-- WHAT THE TASK ASKS --
Would you set down every entry shown below, precisely as written?

-- TASK MATERIAL --
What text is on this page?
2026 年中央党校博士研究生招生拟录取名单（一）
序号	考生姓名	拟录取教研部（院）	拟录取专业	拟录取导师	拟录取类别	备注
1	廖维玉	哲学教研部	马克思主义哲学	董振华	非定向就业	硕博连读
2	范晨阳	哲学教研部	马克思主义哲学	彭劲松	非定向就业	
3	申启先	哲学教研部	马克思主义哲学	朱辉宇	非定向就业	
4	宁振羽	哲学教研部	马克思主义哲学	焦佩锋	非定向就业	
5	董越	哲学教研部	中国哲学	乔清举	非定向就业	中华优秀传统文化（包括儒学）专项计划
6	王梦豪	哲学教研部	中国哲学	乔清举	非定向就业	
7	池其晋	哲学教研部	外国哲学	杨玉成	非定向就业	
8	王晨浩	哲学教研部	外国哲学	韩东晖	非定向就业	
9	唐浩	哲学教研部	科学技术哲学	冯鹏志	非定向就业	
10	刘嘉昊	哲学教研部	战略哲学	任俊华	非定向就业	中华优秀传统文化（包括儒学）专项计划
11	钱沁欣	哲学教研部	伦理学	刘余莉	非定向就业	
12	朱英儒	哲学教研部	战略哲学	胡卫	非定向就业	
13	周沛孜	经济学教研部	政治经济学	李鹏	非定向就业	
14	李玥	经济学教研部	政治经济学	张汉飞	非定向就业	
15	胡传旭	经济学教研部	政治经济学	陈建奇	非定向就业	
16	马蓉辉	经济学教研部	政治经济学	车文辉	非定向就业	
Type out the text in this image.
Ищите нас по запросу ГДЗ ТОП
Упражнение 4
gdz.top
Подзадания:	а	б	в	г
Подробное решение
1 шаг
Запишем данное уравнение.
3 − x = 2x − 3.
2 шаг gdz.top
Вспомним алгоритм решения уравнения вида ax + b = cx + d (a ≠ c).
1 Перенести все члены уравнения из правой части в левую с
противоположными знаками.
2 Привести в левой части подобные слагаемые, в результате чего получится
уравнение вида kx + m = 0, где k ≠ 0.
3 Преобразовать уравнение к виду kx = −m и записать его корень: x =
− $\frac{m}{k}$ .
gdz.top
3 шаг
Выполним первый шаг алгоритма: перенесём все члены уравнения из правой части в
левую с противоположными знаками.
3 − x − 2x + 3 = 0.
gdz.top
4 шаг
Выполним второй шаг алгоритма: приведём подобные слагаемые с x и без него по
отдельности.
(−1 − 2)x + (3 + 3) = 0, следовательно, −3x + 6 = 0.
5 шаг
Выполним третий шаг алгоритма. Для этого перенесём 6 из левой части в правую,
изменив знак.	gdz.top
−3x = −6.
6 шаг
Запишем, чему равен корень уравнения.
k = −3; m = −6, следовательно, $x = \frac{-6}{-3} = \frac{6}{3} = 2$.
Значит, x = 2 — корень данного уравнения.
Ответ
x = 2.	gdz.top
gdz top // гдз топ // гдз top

-- REPLY --
What text is on this page?
2026 年中央党校博士研究生招生拟录取名单（一）
序号	考生姓名	拟录取教研部（院）	拟录取专业	拟录取导师	拟录取类别	备注
1	廖维玉	哲学教研部	马克思主义哲学	董振华	非定向就业	硕博连读
2	范晨阳	哲学教研部	马克思主义哲学	彭劲松	非定向就业	
3	申启先	哲学教研部	马克思主义哲学	朱辉宇	非定向就业	
4	宁振羽	哲学教研部	马克思主义哲学	焦佩锋	非定向就业	
5	董越	哲学教研部	中国哲学	乔清举	非定向就业	中华优秀传统文化（包括儒学）专项计划
6	王梦豪	哲学教研部	中国哲学	乔清举	非定向就业	
7	池其晋	哲学教研部	外国哲学	杨玉成	非定向就业	
8	王晨浩	哲学教研部	外国哲学	韩东晖	非定向就业	
9	唐浩	哲学教研部	科学技术哲学	冯鹏志	非定向就业	
10	刘嘉昊	哲学教研部	战略哲学	任俊华	非定向就业	中华优秀传统文化（包括儒学）专项计划
11	钱沁欣	哲学教研部	伦理学	刘余莉	非定向就业	
12	朱英儒	哲学教研部	战略哲学	胡卫	非定向就业	
13	周沛孜	经济学教研部	政治经济学	李鹏	非定向就业	
14	李玥	经济学教研部	政治经济学	张汉飞	非定向就业	
15	胡传旭	经济学教研部	政治经济学	陈建奇	非定向就业	
16	马蓉辉	经济学教研部	政治经济学	车文辉	非定向就业	
Type out the text in this image.
Ищите нас по запросу ГДЗ ТОП
Упражнение 4
gdz.top
Подзадания:	а	б	в	г
Подробное решение
1 шаг
Запишем данное уравнение.
3 − x = 2x − 3.
2 шаг gdz.top
Вспомним алгоритм решения уравнения вида ax + b = cx + d (a ≠ c).
1 Перенести все члены уравнения из правой части в левую с
противоположными знаками.
2 Привести в левой части подобные слагаемые, в результате чего получится
уравнение вида kx + m = 0, где k ≠ 0.
3 Преобразовать уравнение к виду kx = −m и записать его корень: x =
− $\frac{m}{k}$ .
gdz.top
3 шаг
Выполним первый шаг алгоритма: перенесём все члены уравнения из правой части в
левую с противоположными знаками.
3 − x − 2x + 3 = 0.
gdz.top
4 шаг
Выполним второй шаг алгоритма: приведём подобные слагаемые с x и без него по
отдельности.
(−1 − 2)x + (3 + 3) = 0, следовательно, −3x + 6 = 0.
5 шаг
Выполним третий шаг алгоритма. Для этого перенесём 6 из левой части в правую,
изменив знак.	gdz.top
−3x = −6.
6 шаг
Запишем, чему равен корень уравнения.
k = −3; m = −6, следовательно, $x = \frac{-6}{-3} = \frac{6}{3} = 2$.
Значит, x = 2 — корень данного уравнения.
Ответ
x = 2.	gdz.top
gdz top // гдз топ // гдз top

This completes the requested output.